> **SET EXERCISE**:
Copy out every line of the listing below word for word, leaving out the pictures.

> **EXTRACTED MATERIAL**:
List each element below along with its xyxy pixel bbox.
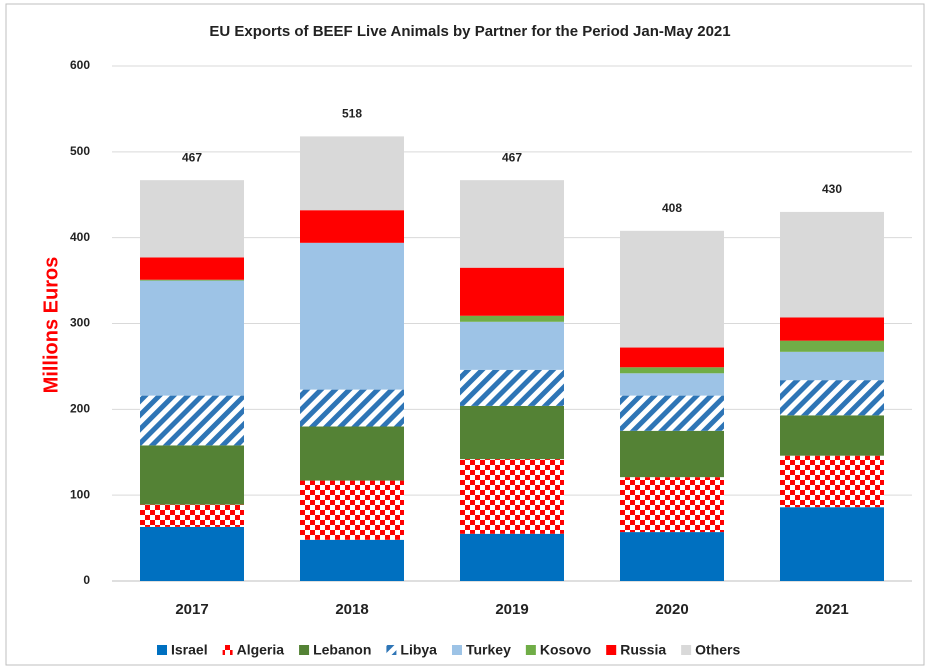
legend-label: Russia [620, 642, 666, 658]
legend-label: Algeria [237, 642, 285, 658]
bar-segment [620, 230, 724, 348]
bar-segment [460, 321, 564, 370]
bar-segment [460, 315, 564, 322]
bar-segment [780, 415, 884, 456]
bar-segment [620, 430, 724, 478]
y-tick-label: 400 [70, 230, 90, 244]
bar-segment [620, 532, 724, 581]
bar-segment [780, 211, 884, 318]
x-tick-label: 2018 [335, 601, 368, 618]
bar-segment [140, 180, 244, 258]
bar-segment [780, 351, 884, 381]
bar-segment [460, 533, 564, 581]
bar-segment [140, 445, 244, 505]
total-label: 430 [822, 182, 842, 196]
bar-segment [300, 539, 404, 581]
legend-label: Others [695, 642, 740, 658]
legend-swatch [525, 645, 536, 655]
legend-label: Lebanon [313, 642, 371, 658]
bar-segment [780, 455, 884, 508]
y-tick-label: 200 [70, 402, 90, 416]
legend-swatch [451, 645, 462, 655]
bar-segment [300, 480, 404, 540]
bar-segment [780, 507, 884, 581]
legend-swatch [681, 645, 692, 655]
total-label: 467 [182, 150, 202, 164]
x-tick-label: 2017 [175, 601, 208, 618]
total-label: 408 [662, 201, 682, 215]
y-tick-label: 500 [70, 144, 90, 158]
y-tick-label: 300 [70, 316, 90, 330]
bar-segment [140, 257, 244, 280]
bar-segment [140, 504, 244, 527]
legend-label: Israel [171, 642, 208, 658]
total-label: 467 [502, 150, 522, 164]
bar-segment [460, 369, 564, 406]
legend-label: Libya [400, 642, 437, 658]
bar-segment [780, 340, 884, 352]
chart-frame [5, 3, 925, 666]
legend-swatch [222, 645, 233, 655]
bar-segment [140, 526, 244, 581]
bar-segment [620, 477, 724, 533]
bar-segment [300, 210, 404, 243]
x-tick-label: 2019 [495, 601, 528, 618]
legend-label: Kosovo [540, 642, 591, 658]
y-tick-label: 100 [70, 487, 90, 501]
bar-segment [300, 136, 404, 211]
bar-segment [620, 395, 724, 431]
legend-swatch [157, 645, 167, 655]
bar-segment [780, 317, 884, 341]
bar-segment [460, 267, 564, 316]
bar-segment [140, 395, 244, 446]
bar-segment [300, 426, 404, 481]
y-axis-label: Millions Euros [40, 257, 62, 394]
chart-title: EU Exports of BEEF Live Animals by Partn… [209, 23, 730, 40]
bar-segment [620, 373, 724, 396]
bar-segment [300, 242, 404, 390]
legend-swatch [299, 645, 310, 655]
bar-segment [620, 367, 724, 374]
total-label: 518 [342, 107, 362, 121]
bar-segment [620, 347, 724, 368]
legend-swatch [386, 645, 397, 655]
bar-segment [300, 389, 404, 427]
bar-segment [780, 380, 884, 416]
bar-segment [460, 459, 564, 534]
bar-segment [460, 180, 564, 268]
legend-swatch [606, 645, 617, 655]
bar-segment [140, 280, 244, 396]
y-tick-label: 0 [83, 573, 90, 587]
legend-label: Turkey [466, 642, 511, 658]
y-tick-label: 600 [70, 58, 90, 72]
x-tick-label: 2021 [815, 601, 848, 618]
bar-segment [140, 279, 244, 281]
bar-segment [460, 405, 564, 460]
x-tick-label: 2020 [655, 601, 688, 618]
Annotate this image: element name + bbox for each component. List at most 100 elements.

> **OUTPUT**:
List each element below along with its xyxy pixel bbox.
legend-label: Russia [620, 642, 666, 658]
legend-label: Algeria [237, 642, 285, 658]
bar-segment [620, 230, 724, 348]
bar-segment [460, 321, 564, 370]
bar-segment [460, 315, 564, 322]
bar-segment [780, 415, 884, 456]
bar-segment [620, 430, 724, 478]
y-tick-label: 400 [70, 230, 90, 244]
bar-segment [620, 532, 724, 581]
bar-segment [780, 211, 884, 318]
x-tick-label: 2018 [335, 601, 368, 618]
bar-segment [140, 180, 244, 258]
bar-segment [780, 351, 884, 381]
bar-segment [460, 533, 564, 581]
bar-segment [140, 445, 244, 505]
total-label: 430 [822, 182, 842, 196]
bar-segment [300, 539, 404, 581]
legend-label: Others [695, 642, 740, 658]
legend-swatch [525, 645, 536, 655]
legend-label: Lebanon [313, 642, 371, 658]
bar-segment [780, 455, 884, 508]
y-tick-label: 200 [70, 402, 90, 416]
legend-swatch [451, 645, 462, 655]
bar-segment [300, 480, 404, 540]
bar-segment [780, 507, 884, 581]
legend-swatch [681, 645, 692, 655]
total-label: 467 [182, 150, 202, 164]
x-tick-label: 2017 [175, 601, 208, 618]
total-label: 408 [662, 201, 682, 215]
y-tick-label: 500 [70, 144, 90, 158]
y-tick-label: 300 [70, 316, 90, 330]
bar-segment [140, 257, 244, 280]
bar-segment [140, 504, 244, 527]
legend-label: Israel [171, 642, 208, 658]
total-label: 467 [502, 150, 522, 164]
bar-segment [460, 369, 564, 406]
legend-label: Libya [400, 642, 437, 658]
bar-segment [780, 340, 884, 352]
chart-frame [5, 3, 925, 666]
legend-swatch [222, 645, 233, 655]
bar-segment [140, 526, 244, 581]
bar-segment [620, 477, 724, 533]
bar-segment [300, 210, 404, 243]
x-tick-label: 2019 [495, 601, 528, 618]
legend-label: Kosovo [540, 642, 591, 658]
y-tick-label: 100 [70, 487, 90, 501]
bar-segment [300, 136, 404, 211]
bar-segment [620, 395, 724, 431]
legend-swatch [157, 645, 167, 655]
bar-segment [780, 317, 884, 341]
bar-segment [460, 267, 564, 316]
bar-segment [140, 395, 244, 446]
bar-segment [300, 426, 404, 481]
y-axis-label: Millions Euros [40, 257, 62, 394]
chart-title: EU Exports of BEEF Live Animals by Partn… [209, 23, 730, 40]
bar-segment [620, 373, 724, 396]
bar-segment [300, 242, 404, 390]
legend-swatch [299, 645, 310, 655]
bar-segment [620, 367, 724, 374]
total-label: 518 [342, 107, 362, 121]
bar-segment [620, 347, 724, 368]
legend-swatch [386, 645, 397, 655]
bar-segment [300, 389, 404, 427]
bar-segment [780, 380, 884, 416]
bar-segment [460, 459, 564, 534]
bar-segment [460, 180, 564, 268]
legend-swatch [606, 645, 617, 655]
bar-segment [140, 280, 244, 396]
y-tick-label: 0 [83, 573, 90, 587]
legend-label: Turkey [466, 642, 511, 658]
y-tick-label: 600 [70, 58, 90, 72]
x-tick-label: 2021 [815, 601, 848, 618]
bar-segment [140, 279, 244, 281]
bar-segment [460, 405, 564, 460]
x-tick-label: 2020 [655, 601, 688, 618]
Annotate this image: element name + bbox for each component. List at most 100 elements.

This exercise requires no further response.